[Stored data]
========
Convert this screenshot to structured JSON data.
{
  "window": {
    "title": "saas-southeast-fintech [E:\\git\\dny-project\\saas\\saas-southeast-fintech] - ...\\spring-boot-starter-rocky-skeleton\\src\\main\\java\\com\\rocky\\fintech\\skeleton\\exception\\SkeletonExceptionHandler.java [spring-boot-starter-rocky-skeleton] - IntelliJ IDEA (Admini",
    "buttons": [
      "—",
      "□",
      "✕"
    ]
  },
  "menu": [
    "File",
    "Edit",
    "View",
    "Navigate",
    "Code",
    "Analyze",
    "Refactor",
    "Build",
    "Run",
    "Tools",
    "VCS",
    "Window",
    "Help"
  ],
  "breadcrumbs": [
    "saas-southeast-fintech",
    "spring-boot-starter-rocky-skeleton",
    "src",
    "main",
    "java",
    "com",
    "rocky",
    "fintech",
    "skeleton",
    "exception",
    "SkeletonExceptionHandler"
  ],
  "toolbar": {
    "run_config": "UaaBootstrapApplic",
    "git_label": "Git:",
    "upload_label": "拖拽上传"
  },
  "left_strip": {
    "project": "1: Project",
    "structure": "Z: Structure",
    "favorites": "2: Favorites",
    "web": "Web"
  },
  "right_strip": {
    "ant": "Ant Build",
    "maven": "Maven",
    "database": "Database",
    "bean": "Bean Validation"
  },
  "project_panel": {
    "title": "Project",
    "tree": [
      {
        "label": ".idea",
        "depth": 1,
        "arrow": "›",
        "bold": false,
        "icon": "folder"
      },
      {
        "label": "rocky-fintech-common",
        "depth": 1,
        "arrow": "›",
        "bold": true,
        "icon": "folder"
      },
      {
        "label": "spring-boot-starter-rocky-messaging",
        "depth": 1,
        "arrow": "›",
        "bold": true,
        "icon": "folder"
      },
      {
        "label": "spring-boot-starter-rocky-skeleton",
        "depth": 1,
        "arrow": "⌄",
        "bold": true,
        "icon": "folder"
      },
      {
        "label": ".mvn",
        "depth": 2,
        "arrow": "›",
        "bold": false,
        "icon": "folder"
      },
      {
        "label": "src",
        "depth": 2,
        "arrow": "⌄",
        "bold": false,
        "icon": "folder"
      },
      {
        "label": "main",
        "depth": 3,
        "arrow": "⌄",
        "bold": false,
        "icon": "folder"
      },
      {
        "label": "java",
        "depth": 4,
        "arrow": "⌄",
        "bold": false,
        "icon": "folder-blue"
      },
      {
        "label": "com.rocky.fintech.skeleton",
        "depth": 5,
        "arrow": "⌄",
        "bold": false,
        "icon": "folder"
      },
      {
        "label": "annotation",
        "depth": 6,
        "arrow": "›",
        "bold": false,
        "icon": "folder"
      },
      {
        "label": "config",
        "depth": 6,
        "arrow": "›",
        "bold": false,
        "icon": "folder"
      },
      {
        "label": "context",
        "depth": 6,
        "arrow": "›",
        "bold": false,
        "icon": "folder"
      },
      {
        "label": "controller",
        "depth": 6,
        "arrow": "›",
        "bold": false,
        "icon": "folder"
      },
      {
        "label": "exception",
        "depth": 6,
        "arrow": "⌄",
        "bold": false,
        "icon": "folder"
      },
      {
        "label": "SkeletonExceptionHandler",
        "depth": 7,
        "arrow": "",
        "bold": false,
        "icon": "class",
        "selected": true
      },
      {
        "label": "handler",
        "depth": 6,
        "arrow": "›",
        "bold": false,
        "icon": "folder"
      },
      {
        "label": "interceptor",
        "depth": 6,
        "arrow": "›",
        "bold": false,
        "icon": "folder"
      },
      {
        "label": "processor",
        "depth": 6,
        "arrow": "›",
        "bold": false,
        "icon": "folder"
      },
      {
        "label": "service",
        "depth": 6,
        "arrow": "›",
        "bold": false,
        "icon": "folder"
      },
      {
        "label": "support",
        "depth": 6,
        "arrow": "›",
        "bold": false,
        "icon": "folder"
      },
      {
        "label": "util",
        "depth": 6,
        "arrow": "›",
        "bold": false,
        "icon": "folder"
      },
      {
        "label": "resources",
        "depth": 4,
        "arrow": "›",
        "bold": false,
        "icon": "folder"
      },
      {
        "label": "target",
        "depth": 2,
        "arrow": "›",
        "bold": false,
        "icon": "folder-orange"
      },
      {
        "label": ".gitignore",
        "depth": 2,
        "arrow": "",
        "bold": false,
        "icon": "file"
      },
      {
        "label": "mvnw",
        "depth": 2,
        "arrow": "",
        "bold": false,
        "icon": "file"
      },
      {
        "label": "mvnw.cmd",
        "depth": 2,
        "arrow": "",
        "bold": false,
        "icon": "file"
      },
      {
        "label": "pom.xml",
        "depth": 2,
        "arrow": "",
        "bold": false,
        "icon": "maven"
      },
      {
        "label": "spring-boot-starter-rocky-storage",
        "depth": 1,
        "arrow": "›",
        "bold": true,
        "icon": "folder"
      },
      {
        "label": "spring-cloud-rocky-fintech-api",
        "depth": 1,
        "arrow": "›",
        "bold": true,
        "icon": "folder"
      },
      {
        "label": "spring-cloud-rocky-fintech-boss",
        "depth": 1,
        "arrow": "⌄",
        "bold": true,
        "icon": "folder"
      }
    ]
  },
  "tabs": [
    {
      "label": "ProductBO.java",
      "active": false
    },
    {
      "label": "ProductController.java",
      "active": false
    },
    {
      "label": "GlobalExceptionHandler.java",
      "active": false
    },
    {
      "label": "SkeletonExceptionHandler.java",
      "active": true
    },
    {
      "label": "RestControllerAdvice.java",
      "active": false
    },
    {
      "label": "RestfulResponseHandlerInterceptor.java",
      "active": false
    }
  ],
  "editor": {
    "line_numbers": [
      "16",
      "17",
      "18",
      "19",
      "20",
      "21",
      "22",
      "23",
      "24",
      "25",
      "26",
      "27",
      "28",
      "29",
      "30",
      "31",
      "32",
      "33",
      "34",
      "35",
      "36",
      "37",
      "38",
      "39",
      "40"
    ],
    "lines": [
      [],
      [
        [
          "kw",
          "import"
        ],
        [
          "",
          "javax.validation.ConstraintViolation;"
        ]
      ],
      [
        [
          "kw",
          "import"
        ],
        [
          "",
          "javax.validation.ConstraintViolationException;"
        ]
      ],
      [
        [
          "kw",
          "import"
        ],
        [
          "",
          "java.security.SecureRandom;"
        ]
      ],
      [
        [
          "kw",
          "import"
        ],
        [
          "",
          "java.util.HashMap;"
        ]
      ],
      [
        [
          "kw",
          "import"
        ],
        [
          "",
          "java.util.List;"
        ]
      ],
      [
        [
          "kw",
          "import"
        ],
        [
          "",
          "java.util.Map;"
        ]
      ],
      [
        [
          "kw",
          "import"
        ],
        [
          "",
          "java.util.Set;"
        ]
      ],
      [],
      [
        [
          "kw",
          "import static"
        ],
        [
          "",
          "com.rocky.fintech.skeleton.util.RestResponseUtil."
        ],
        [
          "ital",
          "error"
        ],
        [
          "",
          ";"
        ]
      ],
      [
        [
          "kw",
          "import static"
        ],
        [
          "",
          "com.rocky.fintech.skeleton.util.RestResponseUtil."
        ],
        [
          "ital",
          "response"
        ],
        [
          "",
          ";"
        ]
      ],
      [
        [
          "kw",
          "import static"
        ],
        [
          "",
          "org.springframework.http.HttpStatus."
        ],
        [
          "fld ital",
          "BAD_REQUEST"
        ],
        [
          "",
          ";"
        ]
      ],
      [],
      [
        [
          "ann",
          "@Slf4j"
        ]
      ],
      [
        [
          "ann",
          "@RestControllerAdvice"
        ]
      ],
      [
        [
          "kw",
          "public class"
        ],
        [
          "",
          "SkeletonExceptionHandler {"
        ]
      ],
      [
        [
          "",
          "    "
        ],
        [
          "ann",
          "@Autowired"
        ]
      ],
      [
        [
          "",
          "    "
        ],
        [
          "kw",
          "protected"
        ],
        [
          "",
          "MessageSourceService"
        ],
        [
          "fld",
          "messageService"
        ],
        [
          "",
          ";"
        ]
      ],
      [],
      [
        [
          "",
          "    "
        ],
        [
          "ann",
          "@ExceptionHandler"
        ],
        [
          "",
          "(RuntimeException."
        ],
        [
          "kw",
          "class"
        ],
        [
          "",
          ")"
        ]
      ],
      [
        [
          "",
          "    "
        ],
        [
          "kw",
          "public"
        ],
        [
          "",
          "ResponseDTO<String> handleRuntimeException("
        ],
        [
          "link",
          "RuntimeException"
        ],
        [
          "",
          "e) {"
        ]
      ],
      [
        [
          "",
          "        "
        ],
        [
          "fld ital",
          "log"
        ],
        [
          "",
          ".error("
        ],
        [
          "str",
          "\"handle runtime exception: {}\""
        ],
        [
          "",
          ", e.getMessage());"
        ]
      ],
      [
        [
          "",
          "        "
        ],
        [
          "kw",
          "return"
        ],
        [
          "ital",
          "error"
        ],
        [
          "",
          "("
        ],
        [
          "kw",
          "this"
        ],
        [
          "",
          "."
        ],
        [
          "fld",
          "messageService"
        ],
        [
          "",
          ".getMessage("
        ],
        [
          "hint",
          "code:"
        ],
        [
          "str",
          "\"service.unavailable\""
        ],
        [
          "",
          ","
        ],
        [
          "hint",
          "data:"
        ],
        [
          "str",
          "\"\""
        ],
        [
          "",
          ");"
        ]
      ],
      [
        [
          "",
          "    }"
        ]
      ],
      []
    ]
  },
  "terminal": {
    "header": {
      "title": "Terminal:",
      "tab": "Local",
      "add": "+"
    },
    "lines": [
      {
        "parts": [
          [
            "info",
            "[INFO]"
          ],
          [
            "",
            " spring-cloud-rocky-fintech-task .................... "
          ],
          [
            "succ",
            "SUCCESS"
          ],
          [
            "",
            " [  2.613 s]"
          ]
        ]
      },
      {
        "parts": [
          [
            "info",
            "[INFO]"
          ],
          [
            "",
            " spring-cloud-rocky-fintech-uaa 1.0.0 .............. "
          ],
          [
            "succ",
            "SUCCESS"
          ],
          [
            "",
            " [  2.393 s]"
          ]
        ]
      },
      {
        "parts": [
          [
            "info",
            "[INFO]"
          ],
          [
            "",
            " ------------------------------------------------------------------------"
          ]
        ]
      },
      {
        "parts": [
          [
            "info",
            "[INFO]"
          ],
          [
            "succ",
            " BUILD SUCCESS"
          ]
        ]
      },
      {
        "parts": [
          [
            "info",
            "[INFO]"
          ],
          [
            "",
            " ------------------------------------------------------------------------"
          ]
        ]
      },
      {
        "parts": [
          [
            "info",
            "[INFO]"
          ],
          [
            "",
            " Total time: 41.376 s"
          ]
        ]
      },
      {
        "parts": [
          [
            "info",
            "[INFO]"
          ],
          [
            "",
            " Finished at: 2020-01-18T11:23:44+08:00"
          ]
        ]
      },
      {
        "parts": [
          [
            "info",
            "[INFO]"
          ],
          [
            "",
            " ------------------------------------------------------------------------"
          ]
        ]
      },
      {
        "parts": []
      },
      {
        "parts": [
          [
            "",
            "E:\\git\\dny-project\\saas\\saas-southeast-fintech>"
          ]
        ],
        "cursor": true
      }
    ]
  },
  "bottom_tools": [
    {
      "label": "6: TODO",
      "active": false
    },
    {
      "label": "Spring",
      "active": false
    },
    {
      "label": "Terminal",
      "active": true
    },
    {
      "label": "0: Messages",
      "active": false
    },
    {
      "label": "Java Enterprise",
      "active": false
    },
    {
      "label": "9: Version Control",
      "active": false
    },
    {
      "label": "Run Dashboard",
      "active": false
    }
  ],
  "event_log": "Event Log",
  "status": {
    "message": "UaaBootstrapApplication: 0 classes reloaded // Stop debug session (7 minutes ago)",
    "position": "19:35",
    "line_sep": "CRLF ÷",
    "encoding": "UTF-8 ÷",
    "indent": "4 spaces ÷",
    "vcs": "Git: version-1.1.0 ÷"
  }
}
========
#### [BRIEF]
Identify all lines in the records above with the word "this".

#### [WORKED SOLUTION]
Convert this screenshot to structured JSON data.
          "this"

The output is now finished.